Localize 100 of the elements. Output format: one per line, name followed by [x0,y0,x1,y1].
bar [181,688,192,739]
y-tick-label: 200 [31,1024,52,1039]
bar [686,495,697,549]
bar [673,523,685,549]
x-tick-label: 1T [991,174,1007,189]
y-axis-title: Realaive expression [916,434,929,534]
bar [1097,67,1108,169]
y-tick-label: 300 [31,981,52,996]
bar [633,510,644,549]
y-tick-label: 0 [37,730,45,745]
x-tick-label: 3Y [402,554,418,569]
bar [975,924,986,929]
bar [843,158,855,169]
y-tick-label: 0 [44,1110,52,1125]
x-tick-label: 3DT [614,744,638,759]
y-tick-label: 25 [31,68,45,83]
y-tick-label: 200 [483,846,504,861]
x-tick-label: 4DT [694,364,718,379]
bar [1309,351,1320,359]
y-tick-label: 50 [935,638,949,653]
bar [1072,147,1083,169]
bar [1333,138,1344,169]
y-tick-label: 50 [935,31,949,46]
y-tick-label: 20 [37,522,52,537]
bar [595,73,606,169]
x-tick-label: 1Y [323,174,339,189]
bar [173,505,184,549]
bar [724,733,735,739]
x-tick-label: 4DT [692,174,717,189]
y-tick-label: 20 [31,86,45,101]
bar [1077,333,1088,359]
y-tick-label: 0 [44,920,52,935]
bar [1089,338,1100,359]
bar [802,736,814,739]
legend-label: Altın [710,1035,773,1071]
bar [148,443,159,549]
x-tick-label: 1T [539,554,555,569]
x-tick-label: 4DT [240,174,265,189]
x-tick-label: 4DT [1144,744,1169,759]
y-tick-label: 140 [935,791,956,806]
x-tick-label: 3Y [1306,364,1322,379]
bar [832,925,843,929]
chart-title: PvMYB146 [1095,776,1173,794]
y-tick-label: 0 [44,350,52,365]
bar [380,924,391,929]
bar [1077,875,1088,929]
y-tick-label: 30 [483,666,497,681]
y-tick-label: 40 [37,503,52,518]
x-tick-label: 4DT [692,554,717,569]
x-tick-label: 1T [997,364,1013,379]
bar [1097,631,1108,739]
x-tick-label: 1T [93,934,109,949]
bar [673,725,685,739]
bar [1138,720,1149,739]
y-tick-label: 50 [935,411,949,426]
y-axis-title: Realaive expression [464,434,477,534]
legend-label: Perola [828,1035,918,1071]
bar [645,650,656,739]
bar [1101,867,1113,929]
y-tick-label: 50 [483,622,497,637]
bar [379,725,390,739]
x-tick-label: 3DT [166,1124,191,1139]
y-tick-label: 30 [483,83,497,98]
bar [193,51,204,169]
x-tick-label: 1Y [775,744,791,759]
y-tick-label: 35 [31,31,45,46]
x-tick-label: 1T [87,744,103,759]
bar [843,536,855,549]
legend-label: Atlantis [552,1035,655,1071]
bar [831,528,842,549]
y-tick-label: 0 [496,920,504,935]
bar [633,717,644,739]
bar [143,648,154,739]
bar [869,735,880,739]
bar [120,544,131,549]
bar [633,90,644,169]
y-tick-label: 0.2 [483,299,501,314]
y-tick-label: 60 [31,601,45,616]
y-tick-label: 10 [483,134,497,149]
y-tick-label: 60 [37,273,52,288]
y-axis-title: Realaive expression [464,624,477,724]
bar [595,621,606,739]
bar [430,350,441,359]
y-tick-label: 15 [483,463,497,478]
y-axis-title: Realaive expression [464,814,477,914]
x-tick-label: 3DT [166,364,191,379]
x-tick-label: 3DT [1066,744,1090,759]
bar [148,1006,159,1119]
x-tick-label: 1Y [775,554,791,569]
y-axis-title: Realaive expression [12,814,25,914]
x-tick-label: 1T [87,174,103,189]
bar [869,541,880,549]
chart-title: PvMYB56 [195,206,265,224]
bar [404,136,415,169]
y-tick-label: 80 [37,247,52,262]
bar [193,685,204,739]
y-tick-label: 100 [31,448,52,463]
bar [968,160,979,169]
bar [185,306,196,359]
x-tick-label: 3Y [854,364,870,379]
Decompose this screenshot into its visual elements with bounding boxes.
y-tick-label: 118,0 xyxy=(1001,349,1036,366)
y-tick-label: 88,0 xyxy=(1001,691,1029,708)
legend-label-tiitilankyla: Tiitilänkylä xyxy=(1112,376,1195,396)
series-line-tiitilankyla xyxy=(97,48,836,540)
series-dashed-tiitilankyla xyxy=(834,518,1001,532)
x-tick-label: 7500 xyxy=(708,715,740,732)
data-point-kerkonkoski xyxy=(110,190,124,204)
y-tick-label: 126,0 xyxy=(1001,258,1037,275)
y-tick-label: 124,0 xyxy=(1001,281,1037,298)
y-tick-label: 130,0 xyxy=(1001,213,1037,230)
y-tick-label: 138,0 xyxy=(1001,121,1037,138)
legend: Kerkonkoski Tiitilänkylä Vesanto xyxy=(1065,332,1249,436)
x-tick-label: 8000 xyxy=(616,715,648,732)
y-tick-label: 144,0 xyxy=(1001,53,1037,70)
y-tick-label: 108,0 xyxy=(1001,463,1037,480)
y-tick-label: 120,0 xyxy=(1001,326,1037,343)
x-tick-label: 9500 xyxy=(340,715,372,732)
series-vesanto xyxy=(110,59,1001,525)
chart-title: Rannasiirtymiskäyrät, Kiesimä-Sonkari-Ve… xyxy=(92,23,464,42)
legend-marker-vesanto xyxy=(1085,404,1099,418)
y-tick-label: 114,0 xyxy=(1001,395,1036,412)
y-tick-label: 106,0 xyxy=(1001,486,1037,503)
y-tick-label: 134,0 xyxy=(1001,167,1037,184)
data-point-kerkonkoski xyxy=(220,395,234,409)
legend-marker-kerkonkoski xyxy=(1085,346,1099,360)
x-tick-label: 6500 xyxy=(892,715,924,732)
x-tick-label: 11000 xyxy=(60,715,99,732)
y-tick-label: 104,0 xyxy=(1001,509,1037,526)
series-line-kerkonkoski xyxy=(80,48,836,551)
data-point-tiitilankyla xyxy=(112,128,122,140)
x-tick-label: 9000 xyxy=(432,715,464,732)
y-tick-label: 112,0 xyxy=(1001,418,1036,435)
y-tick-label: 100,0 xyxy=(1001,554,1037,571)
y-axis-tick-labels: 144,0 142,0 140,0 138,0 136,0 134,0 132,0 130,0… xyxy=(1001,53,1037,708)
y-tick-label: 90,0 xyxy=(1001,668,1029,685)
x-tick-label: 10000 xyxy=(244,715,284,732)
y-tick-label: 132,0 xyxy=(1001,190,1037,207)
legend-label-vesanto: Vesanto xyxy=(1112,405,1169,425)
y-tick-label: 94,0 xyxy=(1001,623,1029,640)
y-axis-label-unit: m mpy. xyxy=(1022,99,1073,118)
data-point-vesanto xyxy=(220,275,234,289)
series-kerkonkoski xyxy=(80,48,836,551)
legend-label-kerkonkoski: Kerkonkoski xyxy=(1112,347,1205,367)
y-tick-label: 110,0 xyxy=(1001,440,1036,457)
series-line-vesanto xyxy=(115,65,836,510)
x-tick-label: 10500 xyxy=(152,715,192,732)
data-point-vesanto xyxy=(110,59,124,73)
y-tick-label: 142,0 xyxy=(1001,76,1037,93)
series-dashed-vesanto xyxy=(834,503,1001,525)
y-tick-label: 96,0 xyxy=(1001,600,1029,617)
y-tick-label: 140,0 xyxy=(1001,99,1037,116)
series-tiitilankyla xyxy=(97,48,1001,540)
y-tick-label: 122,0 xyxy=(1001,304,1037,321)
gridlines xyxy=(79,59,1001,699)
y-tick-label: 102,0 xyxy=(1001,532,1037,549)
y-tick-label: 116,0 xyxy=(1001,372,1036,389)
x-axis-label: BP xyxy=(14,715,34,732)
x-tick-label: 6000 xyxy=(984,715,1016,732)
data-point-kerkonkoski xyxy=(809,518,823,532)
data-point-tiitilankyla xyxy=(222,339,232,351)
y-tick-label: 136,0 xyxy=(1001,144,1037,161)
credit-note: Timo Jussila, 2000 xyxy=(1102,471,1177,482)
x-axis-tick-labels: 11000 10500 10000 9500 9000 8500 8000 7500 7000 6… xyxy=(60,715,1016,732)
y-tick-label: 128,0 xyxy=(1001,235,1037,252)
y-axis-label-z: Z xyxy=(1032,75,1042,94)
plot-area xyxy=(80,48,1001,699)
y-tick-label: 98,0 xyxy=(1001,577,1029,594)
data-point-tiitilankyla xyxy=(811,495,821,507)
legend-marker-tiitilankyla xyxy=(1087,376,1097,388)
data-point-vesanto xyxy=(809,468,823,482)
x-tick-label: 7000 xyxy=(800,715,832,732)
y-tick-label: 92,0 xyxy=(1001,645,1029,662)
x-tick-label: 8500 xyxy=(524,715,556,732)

STATED GOAL: Reproduce the data word for word, from its first line through the line containing "x-tick-label: 3DT [166,1124,191,1139]", with both of those lines included.

EXERCISE SOLUTION:
Localize 100 of the elements. Output format: one per line, name followed by [x0,y0,x1,y1].
bar [181,688,192,739]
y-tick-label: 200 [31,1024,52,1039]
bar [686,495,697,549]
bar [673,523,685,549]
x-tick-label: 1T [991,174,1007,189]
y-axis-title: Realaive expression [916,434,929,534]
bar [1097,67,1108,169]
y-tick-label: 300 [31,981,52,996]
bar [633,510,644,549]
y-tick-label: 0 [37,730,45,745]
x-tick-label: 3Y [402,554,418,569]
bar [975,924,986,929]
bar [843,158,855,169]
y-tick-label: 0 [44,1110,52,1125]
x-tick-label: 3DT [614,744,638,759]
y-tick-label: 25 [31,68,45,83]
y-tick-label: 200 [483,846,504,861]
x-tick-label: 4DT [694,364,718,379]
bar [1309,351,1320,359]
y-tick-label: 50 [935,638,949,653]
bar [1072,147,1083,169]
bar [1333,138,1344,169]
y-tick-label: 50 [935,31,949,46]
y-tick-label: 20 [37,522,52,537]
bar [595,73,606,169]
x-tick-label: 1Y [323,174,339,189]
bar [173,505,184,549]
bar [724,733,735,739]
x-tick-label: 4DT [692,174,717,189]
y-tick-label: 20 [31,86,45,101]
bar [1077,333,1088,359]
y-tick-label: 0 [44,920,52,935]
bar [1089,338,1100,359]
bar [802,736,814,739]
legend-label: Altın [710,1035,773,1071]
bar [148,443,159,549]
x-tick-label: 1T [539,554,555,569]
x-tick-label: 4DT [240,174,265,189]
x-tick-label: 4DT [1144,744,1169,759]
y-tick-label: 140 [935,791,956,806]
x-tick-label: 3Y [1306,364,1322,379]
bar [832,925,843,929]
chart-title: PvMYB146 [1095,776,1173,794]
y-tick-label: 0 [44,350,52,365]
bar [380,924,391,929]
bar [1077,875,1088,929]
y-tick-label: 30 [483,666,497,681]
y-tick-label: 40 [37,503,52,518]
x-tick-label: 4DT [692,554,717,569]
x-tick-label: 1T [997,364,1013,379]
bar [1097,631,1108,739]
x-tick-label: 1T [93,934,109,949]
bar [673,725,685,739]
bar [1138,720,1149,739]
y-tick-label: 50 [935,411,949,426]
y-axis-title: Realaive expression [464,434,477,534]
legend-label: Perola [828,1035,918,1071]
bar [645,650,656,739]
bar [1101,867,1113,929]
y-tick-label: 50 [483,622,497,637]
bar [379,725,390,739]
x-tick-label: 3DT [166,1124,191,1139]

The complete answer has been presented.